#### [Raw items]
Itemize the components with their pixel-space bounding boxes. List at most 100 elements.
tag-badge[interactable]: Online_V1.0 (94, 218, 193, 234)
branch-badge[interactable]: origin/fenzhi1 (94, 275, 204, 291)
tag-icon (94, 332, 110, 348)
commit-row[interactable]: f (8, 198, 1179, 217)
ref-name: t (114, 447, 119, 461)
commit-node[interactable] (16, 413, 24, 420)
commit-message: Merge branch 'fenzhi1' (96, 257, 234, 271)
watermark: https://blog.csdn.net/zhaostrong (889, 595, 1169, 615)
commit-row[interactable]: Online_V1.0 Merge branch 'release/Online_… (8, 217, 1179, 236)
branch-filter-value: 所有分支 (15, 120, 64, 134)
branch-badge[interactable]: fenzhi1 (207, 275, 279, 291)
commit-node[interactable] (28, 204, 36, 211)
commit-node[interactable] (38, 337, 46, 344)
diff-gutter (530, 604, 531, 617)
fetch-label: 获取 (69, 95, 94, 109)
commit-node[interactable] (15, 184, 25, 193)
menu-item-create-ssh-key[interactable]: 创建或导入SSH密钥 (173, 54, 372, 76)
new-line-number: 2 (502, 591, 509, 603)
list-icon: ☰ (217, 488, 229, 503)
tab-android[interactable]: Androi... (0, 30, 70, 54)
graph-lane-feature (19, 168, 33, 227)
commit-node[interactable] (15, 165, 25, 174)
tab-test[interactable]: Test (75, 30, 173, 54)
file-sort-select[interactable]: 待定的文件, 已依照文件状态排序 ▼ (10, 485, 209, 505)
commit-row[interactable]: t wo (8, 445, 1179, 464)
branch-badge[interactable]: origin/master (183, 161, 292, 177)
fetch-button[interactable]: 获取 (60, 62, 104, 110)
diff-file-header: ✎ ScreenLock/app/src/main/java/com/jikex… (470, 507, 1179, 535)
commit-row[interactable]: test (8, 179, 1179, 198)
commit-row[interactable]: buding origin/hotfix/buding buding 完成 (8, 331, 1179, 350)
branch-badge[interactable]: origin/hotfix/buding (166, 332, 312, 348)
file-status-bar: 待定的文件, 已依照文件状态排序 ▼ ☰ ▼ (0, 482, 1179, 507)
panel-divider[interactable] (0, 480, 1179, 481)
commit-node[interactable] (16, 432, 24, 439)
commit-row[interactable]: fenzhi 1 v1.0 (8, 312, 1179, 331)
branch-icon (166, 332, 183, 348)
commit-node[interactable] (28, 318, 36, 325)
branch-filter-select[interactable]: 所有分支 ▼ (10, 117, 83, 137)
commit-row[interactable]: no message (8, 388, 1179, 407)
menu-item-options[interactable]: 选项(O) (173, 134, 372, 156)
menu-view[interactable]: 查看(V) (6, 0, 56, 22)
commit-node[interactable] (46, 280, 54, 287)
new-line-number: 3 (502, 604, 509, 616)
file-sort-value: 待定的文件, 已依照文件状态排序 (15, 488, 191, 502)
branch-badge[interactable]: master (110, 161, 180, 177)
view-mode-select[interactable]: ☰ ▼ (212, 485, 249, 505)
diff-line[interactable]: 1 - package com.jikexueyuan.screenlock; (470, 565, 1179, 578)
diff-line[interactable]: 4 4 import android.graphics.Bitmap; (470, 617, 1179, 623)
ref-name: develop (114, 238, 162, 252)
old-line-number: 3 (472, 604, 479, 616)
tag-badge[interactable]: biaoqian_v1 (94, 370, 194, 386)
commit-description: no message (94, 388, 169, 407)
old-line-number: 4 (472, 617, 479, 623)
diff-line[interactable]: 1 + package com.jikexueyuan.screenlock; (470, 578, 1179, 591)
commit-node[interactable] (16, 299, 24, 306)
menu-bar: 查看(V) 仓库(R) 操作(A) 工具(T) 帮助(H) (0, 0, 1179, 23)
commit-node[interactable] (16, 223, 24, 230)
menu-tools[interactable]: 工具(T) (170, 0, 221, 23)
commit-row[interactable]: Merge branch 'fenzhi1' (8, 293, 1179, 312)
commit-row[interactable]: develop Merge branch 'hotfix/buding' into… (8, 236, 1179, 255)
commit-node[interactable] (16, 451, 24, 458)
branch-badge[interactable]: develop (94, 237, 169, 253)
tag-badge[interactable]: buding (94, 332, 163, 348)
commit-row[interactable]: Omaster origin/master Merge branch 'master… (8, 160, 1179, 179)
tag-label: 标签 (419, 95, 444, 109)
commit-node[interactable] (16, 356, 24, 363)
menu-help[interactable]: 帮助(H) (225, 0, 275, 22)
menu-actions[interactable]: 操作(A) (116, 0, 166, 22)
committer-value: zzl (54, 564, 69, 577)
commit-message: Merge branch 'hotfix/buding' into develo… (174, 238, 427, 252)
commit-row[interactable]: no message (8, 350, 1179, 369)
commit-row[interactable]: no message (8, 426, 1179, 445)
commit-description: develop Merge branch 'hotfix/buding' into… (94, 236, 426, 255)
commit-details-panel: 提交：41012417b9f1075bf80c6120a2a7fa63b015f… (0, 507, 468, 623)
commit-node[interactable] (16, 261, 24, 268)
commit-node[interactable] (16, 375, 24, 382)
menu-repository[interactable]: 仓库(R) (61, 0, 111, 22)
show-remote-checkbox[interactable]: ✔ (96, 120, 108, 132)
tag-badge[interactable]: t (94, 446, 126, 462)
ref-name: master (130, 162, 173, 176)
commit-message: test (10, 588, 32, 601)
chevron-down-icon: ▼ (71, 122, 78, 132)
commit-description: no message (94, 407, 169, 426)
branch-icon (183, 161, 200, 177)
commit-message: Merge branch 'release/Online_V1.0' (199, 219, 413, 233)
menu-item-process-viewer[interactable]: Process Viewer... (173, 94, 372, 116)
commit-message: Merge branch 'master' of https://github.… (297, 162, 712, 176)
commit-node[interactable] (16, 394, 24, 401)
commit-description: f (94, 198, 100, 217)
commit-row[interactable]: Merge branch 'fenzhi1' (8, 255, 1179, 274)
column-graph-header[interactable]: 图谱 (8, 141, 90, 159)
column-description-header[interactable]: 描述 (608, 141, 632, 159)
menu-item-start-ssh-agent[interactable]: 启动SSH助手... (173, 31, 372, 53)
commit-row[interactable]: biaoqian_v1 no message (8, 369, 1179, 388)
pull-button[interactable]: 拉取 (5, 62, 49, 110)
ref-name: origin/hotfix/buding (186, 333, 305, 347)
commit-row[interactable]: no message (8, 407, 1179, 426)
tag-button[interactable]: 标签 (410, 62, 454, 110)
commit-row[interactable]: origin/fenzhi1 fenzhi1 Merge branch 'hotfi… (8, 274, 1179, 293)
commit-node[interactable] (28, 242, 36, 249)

#### [WHAT IS EXPECTED]
Collect every line of the items above that contains the string "name". Matching is case-sensitive.

#### [ANSWER TO THIS PROBLEM]
ref-name: t (114, 447, 119, 461)
ref-name: develop (114, 238, 162, 252)
ref-name: master (130, 162, 173, 176)
ref-name: origin/hotfix/buding (186, 333, 305, 347)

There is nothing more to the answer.